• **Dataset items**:
▬▬▬▬▬▬▬▬▬▬

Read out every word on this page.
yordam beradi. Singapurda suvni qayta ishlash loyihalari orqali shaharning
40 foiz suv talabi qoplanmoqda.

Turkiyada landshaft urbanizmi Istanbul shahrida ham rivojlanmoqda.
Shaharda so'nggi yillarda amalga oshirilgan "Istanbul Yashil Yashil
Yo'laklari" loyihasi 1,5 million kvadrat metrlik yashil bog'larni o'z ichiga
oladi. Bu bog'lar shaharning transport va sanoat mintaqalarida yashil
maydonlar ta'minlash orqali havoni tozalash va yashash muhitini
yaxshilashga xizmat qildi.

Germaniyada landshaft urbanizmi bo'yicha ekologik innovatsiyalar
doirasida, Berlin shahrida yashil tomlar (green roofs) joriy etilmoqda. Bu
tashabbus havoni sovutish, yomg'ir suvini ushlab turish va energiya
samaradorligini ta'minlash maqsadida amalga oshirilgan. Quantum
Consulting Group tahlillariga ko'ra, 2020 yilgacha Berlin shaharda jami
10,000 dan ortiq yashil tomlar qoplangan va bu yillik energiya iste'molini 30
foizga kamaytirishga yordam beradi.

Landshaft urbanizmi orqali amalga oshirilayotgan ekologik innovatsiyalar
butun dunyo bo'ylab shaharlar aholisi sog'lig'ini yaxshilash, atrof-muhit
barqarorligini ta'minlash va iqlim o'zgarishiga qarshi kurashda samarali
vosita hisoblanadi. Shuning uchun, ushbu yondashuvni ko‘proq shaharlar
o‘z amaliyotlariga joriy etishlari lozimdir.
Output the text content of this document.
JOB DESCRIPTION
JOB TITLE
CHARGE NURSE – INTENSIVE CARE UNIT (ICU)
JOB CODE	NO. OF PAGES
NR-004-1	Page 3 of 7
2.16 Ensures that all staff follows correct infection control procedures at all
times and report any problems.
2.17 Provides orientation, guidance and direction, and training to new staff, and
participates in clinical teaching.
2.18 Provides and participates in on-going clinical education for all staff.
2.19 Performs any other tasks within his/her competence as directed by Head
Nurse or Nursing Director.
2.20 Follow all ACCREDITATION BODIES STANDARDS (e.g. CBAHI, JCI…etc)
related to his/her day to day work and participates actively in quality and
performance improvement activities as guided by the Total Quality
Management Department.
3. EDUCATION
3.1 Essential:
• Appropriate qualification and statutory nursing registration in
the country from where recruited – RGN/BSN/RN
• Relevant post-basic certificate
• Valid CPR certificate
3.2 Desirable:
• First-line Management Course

▬▬▬▬▬▬▬▬▬▬

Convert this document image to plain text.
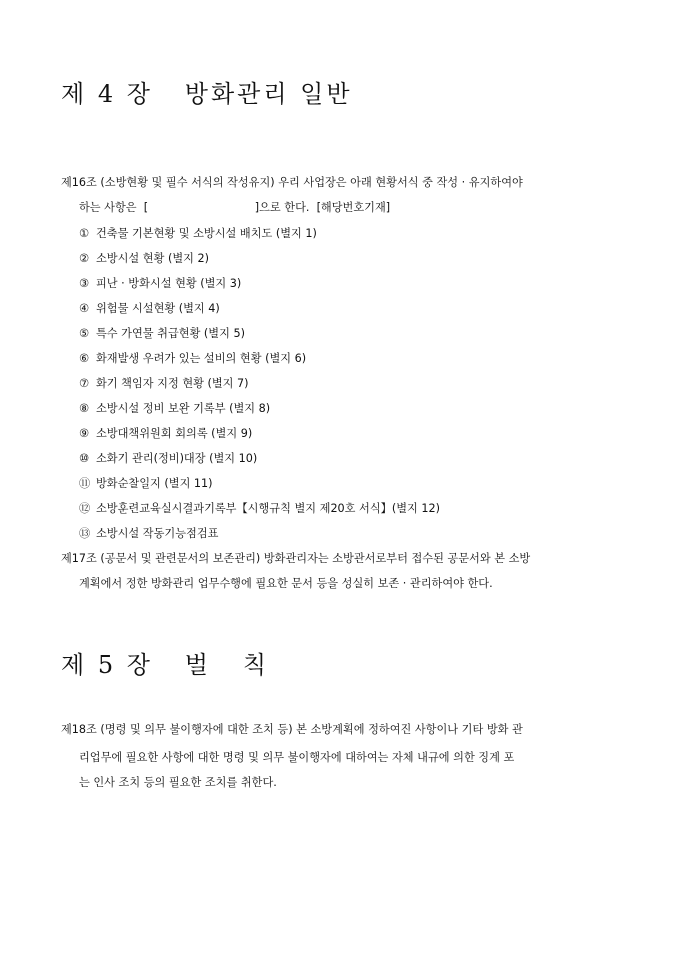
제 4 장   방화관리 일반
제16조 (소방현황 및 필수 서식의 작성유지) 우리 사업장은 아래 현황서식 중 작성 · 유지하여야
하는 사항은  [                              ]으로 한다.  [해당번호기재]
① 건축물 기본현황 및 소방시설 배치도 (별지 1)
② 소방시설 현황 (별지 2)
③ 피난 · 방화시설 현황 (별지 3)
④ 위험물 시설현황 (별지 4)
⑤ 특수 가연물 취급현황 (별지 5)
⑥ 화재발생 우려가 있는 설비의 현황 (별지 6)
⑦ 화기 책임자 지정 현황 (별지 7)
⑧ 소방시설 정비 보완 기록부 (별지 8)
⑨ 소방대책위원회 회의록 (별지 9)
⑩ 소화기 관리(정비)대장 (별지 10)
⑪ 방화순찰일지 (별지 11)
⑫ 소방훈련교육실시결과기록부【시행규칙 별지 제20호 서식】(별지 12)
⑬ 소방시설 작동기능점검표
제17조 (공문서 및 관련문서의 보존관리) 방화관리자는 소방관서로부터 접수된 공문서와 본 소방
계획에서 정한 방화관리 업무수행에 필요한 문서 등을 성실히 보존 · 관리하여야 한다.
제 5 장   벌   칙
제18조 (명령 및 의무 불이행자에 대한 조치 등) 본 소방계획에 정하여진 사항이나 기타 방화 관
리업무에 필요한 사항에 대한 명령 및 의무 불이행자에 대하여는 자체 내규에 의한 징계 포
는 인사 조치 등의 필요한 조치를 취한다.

▬▬▬▬▬▬▬▬▬▬

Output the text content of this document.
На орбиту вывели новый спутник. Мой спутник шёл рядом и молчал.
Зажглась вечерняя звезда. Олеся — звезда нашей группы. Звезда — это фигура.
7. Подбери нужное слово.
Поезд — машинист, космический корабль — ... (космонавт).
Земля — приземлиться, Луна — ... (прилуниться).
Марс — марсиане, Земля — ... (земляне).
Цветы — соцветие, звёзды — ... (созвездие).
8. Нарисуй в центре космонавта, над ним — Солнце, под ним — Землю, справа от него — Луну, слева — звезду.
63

▬▬▬▬▬▬▬▬▬▬

• **Challenge**:
Search the data for "yordam" and list every line in which it occurs.

• **Full solution**:
yordam beradi. Singapurda suvni qayta ishlash loyihalari orqali shaharning
foizga kamaytirishga yordam beradi.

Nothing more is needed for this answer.